_INDICACIONES A SEGUIR_
Devuelve literalmente el fragmento del texto sobre las aceras rotas que aparece más abajo. Empieza en las palabras «Esos los estimo» y termina después de «Tomamos nota, compañero.».

_TEXTO DE ESTUDIO_

Unos versos, que hace tanto leí, reabren mi memoria con su confesión desgarradora (y excusen algún error): «Yo soy como esos árboles sin frutos/ que rompen las aceras de los parques». En mi adolescencia, Afiche nunca se ausentaba de las antologías neorrománticas. Y por qué me han vuelto a gotear sus versos iniciales mientras camino. ¡Ah, caray!, las aceras rotas… Mas no veo árboles. ¿Quién las ha roto?
Del poema de Rafael Enrique Marrero, puede deducirse que los árboles, especialmente los del parque, cometían un crimen. Y al abundar, en algunas calles de El Vedado —por indicar un sitio—, también las raíces repiten el soterrado método de levantar el piso de las aceras. Pero por esta u otras que con regularidad recorro no se nos interponen árboles. Tal vez sean los taladros de los obreros del Agua, o de la electricidad, o afanes de un vecino para trazar una rampa y soldar un bajareque con ínfulas de garaje aun en contra las disposiciones urbanísticas, que al parecer carecen de veladores. ¡Quién sabe! Lo cierto: aceras rotas en calles también ahuecadas, o líneas de fachadas cubiertas por casuchas para proteger el material rodante.
Esos los estimo problemas símbolos. Y se van juntando mediante el chiflido de la indisciplina ciudadana, o el descuido de este o aquel organismos. Por ejemplo, en la calle 11, casi esquina a H —Vedado— la empresa eléctrica abrió dos huecos para reparar una línea soterrada. Los vecinos, cansados de aguardar, rellenaron uno; el del frente continúa bostezando. Las computadoras han olvidado avisar que desde hace un año, aquel hoyo largo, sobre la acera, semeja el sepulcro donde yace el deber, la disciplina, el respeto por los vecinos y por el trabajo. Y demás está que alguien llame y les recuerde lo olvidado. Las respuesta, fina e invariable: Tomamos nota, compañero.

_DATOS REGISTRADOS_
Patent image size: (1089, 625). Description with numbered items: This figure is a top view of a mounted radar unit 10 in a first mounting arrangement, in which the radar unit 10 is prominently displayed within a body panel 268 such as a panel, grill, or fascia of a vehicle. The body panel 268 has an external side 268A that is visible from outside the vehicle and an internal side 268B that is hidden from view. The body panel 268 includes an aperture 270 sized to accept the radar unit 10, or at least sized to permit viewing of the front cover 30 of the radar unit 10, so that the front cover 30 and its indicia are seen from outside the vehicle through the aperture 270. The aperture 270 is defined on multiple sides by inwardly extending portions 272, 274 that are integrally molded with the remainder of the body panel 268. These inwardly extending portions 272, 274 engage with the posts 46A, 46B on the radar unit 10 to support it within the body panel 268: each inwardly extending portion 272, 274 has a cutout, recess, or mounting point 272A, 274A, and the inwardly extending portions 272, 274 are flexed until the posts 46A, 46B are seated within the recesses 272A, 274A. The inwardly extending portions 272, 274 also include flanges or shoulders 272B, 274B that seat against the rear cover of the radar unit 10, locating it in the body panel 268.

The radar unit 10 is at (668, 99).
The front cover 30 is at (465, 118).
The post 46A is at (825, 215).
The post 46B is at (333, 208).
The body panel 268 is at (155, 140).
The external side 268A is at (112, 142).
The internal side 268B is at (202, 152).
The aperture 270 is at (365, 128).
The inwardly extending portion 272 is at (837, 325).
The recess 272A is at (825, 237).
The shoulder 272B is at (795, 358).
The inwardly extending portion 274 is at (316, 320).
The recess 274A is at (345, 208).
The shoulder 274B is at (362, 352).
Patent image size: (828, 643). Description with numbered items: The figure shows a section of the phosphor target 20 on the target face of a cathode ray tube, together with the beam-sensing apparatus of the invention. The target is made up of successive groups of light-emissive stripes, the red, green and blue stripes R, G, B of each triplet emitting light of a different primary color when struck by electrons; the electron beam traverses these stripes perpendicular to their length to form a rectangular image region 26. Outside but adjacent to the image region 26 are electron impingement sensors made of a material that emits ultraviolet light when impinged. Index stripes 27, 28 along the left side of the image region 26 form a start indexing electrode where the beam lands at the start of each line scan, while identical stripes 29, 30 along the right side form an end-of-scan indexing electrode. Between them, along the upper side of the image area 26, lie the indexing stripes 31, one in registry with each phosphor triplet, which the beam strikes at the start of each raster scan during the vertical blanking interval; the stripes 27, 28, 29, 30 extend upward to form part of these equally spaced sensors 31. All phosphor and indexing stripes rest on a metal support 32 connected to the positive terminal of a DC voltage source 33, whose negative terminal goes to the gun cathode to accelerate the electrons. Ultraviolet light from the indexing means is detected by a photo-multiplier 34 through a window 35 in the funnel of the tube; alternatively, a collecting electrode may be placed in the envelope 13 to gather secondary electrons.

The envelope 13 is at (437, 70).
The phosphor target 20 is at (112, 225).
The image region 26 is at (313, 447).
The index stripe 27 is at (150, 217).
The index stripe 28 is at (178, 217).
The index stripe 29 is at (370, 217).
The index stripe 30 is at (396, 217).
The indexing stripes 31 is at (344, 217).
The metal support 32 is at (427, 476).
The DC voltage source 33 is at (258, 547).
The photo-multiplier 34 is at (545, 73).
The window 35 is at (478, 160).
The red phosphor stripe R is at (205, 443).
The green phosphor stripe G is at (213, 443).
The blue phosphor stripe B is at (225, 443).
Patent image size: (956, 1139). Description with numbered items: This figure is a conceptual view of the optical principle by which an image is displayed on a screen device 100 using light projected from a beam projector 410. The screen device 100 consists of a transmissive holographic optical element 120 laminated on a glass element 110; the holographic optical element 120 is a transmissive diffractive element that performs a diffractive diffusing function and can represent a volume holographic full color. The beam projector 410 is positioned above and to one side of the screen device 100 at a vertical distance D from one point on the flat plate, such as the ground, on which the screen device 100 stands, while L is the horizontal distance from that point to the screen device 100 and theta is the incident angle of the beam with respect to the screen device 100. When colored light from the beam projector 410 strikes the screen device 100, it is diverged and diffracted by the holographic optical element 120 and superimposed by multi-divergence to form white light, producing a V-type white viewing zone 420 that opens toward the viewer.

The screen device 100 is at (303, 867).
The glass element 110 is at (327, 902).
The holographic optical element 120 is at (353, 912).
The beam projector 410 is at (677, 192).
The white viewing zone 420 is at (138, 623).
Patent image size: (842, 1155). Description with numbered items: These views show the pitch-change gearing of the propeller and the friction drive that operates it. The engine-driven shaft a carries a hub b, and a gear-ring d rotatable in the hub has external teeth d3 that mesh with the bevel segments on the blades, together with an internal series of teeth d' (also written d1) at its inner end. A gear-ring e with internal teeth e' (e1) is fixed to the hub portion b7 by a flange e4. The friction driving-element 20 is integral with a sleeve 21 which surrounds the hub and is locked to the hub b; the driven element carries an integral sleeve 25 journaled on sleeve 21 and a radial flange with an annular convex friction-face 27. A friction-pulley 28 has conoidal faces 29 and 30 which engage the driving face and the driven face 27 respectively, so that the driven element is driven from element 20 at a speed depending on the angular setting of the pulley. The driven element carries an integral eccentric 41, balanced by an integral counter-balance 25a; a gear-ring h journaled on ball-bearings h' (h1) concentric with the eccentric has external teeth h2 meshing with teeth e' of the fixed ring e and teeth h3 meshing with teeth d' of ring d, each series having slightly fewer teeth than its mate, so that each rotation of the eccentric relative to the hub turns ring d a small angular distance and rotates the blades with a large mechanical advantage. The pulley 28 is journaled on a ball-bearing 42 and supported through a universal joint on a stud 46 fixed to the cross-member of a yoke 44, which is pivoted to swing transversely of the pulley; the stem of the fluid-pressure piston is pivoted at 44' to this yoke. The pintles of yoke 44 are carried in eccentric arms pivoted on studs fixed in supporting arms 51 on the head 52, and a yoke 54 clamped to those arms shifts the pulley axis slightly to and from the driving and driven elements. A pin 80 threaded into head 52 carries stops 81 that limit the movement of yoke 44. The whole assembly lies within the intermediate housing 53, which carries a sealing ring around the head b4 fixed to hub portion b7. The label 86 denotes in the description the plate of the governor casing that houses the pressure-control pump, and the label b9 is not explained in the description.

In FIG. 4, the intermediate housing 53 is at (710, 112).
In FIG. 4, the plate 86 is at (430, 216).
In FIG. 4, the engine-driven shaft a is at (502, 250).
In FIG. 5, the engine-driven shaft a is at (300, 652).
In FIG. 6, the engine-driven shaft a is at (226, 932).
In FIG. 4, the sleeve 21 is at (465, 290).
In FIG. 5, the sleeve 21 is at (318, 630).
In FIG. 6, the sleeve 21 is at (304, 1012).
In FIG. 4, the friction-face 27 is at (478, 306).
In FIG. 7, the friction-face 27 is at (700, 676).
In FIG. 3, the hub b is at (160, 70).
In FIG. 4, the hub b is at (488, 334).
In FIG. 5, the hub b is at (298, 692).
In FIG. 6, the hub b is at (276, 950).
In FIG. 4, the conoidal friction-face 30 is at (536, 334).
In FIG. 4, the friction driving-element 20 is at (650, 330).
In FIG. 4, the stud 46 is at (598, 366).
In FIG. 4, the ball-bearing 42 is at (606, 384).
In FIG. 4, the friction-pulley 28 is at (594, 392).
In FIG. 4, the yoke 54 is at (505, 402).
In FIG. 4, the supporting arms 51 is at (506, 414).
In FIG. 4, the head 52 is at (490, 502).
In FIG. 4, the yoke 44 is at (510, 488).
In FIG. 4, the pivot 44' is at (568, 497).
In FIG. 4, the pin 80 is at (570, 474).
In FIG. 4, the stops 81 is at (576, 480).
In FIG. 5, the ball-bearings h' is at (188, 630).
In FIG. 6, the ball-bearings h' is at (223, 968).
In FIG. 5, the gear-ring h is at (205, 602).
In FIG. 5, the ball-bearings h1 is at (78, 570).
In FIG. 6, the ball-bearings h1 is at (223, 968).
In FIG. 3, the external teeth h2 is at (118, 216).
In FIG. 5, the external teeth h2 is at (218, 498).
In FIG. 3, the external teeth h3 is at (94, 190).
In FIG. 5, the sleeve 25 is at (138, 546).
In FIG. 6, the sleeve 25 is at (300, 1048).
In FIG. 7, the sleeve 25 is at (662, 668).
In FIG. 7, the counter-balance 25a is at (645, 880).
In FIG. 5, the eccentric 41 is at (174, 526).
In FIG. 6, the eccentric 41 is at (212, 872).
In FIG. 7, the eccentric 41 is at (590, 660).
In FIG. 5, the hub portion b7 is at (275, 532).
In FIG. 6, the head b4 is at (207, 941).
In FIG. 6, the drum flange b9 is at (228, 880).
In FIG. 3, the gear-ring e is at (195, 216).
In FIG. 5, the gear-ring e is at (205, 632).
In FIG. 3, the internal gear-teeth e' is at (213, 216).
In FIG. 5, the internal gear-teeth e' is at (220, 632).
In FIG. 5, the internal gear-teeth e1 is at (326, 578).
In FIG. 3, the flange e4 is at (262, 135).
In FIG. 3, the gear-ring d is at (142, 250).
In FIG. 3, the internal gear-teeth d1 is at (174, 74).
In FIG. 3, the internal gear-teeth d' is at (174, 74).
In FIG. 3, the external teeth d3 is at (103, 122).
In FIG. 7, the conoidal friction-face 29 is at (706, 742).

_RESPUESTA AL EJERCICIO_
Esos los estimo problemas símbolos. Y se van juntando mediante el chiflido de la indisciplina ciudadana, o el descuido de este o aquel organismos. Por ejemplo, en la calle 11, casi esquina a H —Vedado— la empresa eléctrica abrió dos huecos para reparar una línea soterrada. Los vecinos, cansados de aguardar, rellenaron uno; el del frente continúa bostezando. Las computadoras han olvidado avisar que desde hace un año, aquel hoyo largo, sobre la acera, semeja el sepulcro donde yace el deber, la disciplina, el respeto por los vecinos y por el trabajo. Y demás está que alguien llame y les recuerde lo olvidado. Las respuesta, fina e invariable: Tomamos nota, compañero.